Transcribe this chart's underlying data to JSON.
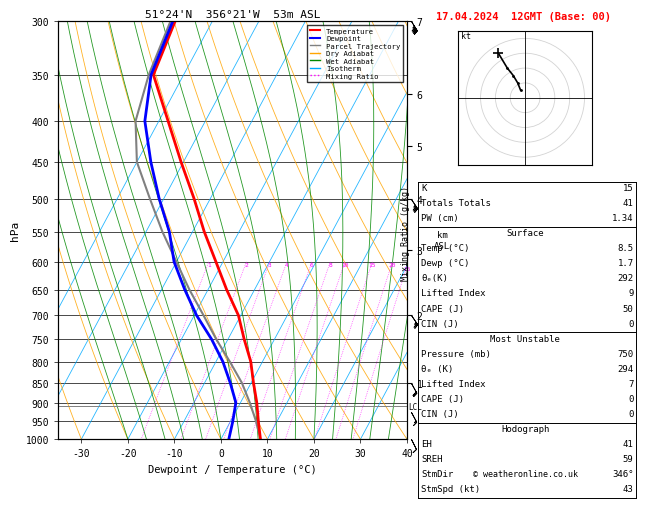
{
  "title_left": "51°24'N  356°21'W  53m ASL",
  "title_right": "17.04.2024  12GMT (Base: 00)",
  "xlabel": "Dewpoint / Temperature (°C)",
  "ylabel_left": "hPa",
  "pressure_levels": [
    300,
    350,
    400,
    450,
    500,
    550,
    600,
    650,
    700,
    750,
    800,
    850,
    900,
    950,
    1000
  ],
  "temp_ticks": [
    -30,
    -20,
    -10,
    0,
    10,
    20,
    30,
    40
  ],
  "mixing_ratio_labels": [
    1,
    2,
    3,
    4,
    6,
    8,
    10,
    15,
    20,
    25
  ],
  "km_ticks": [
    1,
    2,
    3,
    4,
    5,
    6,
    7
  ],
  "km_pressures": [
    850,
    700,
    580,
    500,
    430,
    370,
    300
  ],
  "lcl_pressure": 910,
  "temperature_profile": {
    "pressure": [
      1000,
      950,
      900,
      850,
      800,
      750,
      700,
      650,
      600,
      550,
      500,
      450,
      400,
      350,
      300
    ],
    "temp": [
      8.5,
      6.0,
      3.5,
      0.5,
      -2.5,
      -6.5,
      -10.5,
      -16.0,
      -21.5,
      -27.5,
      -33.5,
      -40.5,
      -48.0,
      -56.5,
      -58.0
    ]
  },
  "dewpoint_profile": {
    "pressure": [
      1000,
      950,
      900,
      850,
      800,
      750,
      700,
      650,
      600,
      550,
      500,
      450,
      400,
      350,
      300
    ],
    "temp": [
      1.7,
      0.5,
      -1.0,
      -4.5,
      -8.5,
      -13.5,
      -19.5,
      -25.0,
      -30.5,
      -35.0,
      -41.0,
      -47.0,
      -53.0,
      -57.0,
      -58.5
    ]
  },
  "parcel_profile": {
    "pressure": [
      1000,
      950,
      900,
      850,
      800,
      750,
      700,
      650,
      600,
      550,
      500,
      450,
      400,
      350,
      300
    ],
    "temp": [
      8.5,
      5.5,
      2.0,
      -2.0,
      -7.0,
      -12.5,
      -18.0,
      -24.0,
      -30.0,
      -36.5,
      -43.0,
      -50.0,
      -55.0,
      -57.5,
      -59.0
    ]
  },
  "hodo_u": [
    -3,
    -5,
    -8,
    -12,
    -18
  ],
  "hodo_v": [
    5,
    10,
    15,
    20,
    30
  ],
  "wb_pressures": [
    1000,
    925,
    850,
    700,
    500,
    300
  ],
  "wb_u": [
    -5,
    -8,
    -10,
    -15,
    -20,
    -25
  ],
  "wb_v": [
    10,
    15,
    18,
    22,
    30,
    40
  ],
  "colors": {
    "temperature": "#ff0000",
    "dewpoint": "#0000ff",
    "parcel": "#808080",
    "dry_adiabat": "#ffa500",
    "wet_adiabat": "#008800",
    "isotherm": "#00aaff",
    "mixing_ratio": "#ff00ff"
  },
  "legend_labels": [
    "Temperature",
    "Dewpoint",
    "Parcel Trajectory",
    "Dry Adiabat",
    "Wet Adiabat",
    "Isotherm",
    "Mixing Ratio"
  ],
  "stats_k": 15,
  "stats_tt": 41,
  "stats_pw": 1.34,
  "surf_temp": 8.5,
  "surf_dewp": 1.7,
  "surf_theta": 292,
  "surf_li": 9,
  "surf_cape": 50,
  "surf_cin": 0,
  "mu_pres": 750,
  "mu_theta": 294,
  "mu_li": 7,
  "mu_cape": 0,
  "mu_cin": 0,
  "hodo_eh": 41,
  "hodo_sreh": 59,
  "hodo_stmdir": "346°",
  "hodo_stmspd": 43,
  "copyright": "© weatheronline.co.uk"
}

────────

SET PROBLEM
Copy the records above exactly, omitting every picture.

RESULT
Transcribe this chart's underlying data to JSON.
{
  "title_left": "51°24'N  356°21'W  53m ASL",
  "title_right": "17.04.2024  12GMT (Base: 00)",
  "xlabel": "Dewpoint / Temperature (°C)",
  "ylabel_left": "hPa",
  "pressure_levels": [
    300,
    350,
    400,
    450,
    500,
    550,
    600,
    650,
    700,
    750,
    800,
    850,
    900,
    950,
    1000
  ],
  "temp_ticks": [
    -30,
    -20,
    -10,
    0,
    10,
    20,
    30,
    40
  ],
  "mixing_ratio_labels": [
    1,
    2,
    3,
    4,
    6,
    8,
    10,
    15,
    20,
    25
  ],
  "km_ticks": [
    1,
    2,
    3,
    4,
    5,
    6,
    7
  ],
  "km_pressures": [
    850,
    700,
    580,
    500,
    430,
    370,
    300
  ],
  "lcl_pressure": 910,
  "temperature_profile": {
    "pressure": [
      1000,
      950,
      900,
      850,
      800,
      750,
      700,
      650,
      600,
      550,
      500,
      450,
      400,
      350,
      300
    ],
    "temp": [
      8.5,
      6.0,
      3.5,
      0.5,
      -2.5,
      -6.5,
      -10.5,
      -16.0,
      -21.5,
      -27.5,
      -33.5,
      -40.5,
      -48.0,
      -56.5,
      -58.0
    ]
  },
  "dewpoint_profile": {
    "pressure": [
      1000,
      950,
      900,
      850,
      800,
      750,
      700,
      650,
      600,
      550,
      500,
      450,
      400,
      350,
      300
    ],
    "temp": [
      1.7,
      0.5,
      -1.0,
      -4.5,
      -8.5,
      -13.5,
      -19.5,
      -25.0,
      -30.5,
      -35.0,
      -41.0,
      -47.0,
      -53.0,
      -57.0,
      -58.5
    ]
  },
  "parcel_profile": {
    "pressure": [
      1000,
      950,
      900,
      850,
      800,
      750,
      700,
      650,
      600,
      550,
      500,
      450,
      400,
      350,
      300
    ],
    "temp": [
      8.5,
      5.5,
      2.0,
      -2.0,
      -7.0,
      -12.5,
      -18.0,
      -24.0,
      -30.0,
      -36.5,
      -43.0,
      -50.0,
      -55.0,
      -57.5,
      -59.0
    ]
  },
  "hodo_u": [
    -3,
    -5,
    -8,
    -12,
    -18
  ],
  "hodo_v": [
    5,
    10,
    15,
    20,
    30
  ],
  "wb_pressures": [
    1000,
    925,
    850,
    700,
    500,
    300
  ],
  "wb_u": [
    -5,
    -8,
    -10,
    -15,
    -20,
    -25
  ],
  "wb_v": [
    10,
    15,
    18,
    22,
    30,
    40
  ],
  "colors": {
    "temperature": "#ff0000",
    "dewpoint": "#0000ff",
    "parcel": "#808080",
    "dry_adiabat": "#ffa500",
    "wet_adiabat": "#008800",
    "isotherm": "#00aaff",
    "mixing_ratio": "#ff00ff"
  },
  "legend_labels": [
    "Temperature",
    "Dewpoint",
    "Parcel Trajectory",
    "Dry Adiabat",
    "Wet Adiabat",
    "Isotherm",
    "Mixing Ratio"
  ],
  "stats_k": 15,
  "stats_tt": 41,
  "stats_pw": 1.34,
  "surf_temp": 8.5,
  "surf_dewp": 1.7,
  "surf_theta": 292,
  "surf_li": 9,
  "surf_cape": 50,
  "surf_cin": 0,
  "mu_pres": 750,
  "mu_theta": 294,
  "mu_li": 7,
  "mu_cape": 0,
  "mu_cin": 0,
  "hodo_eh": 41,
  "hodo_sreh": 59,
  "hodo_stmdir": "346°",
  "hodo_stmspd": 43,
  "copyright": "© weatheronline.co.uk"
}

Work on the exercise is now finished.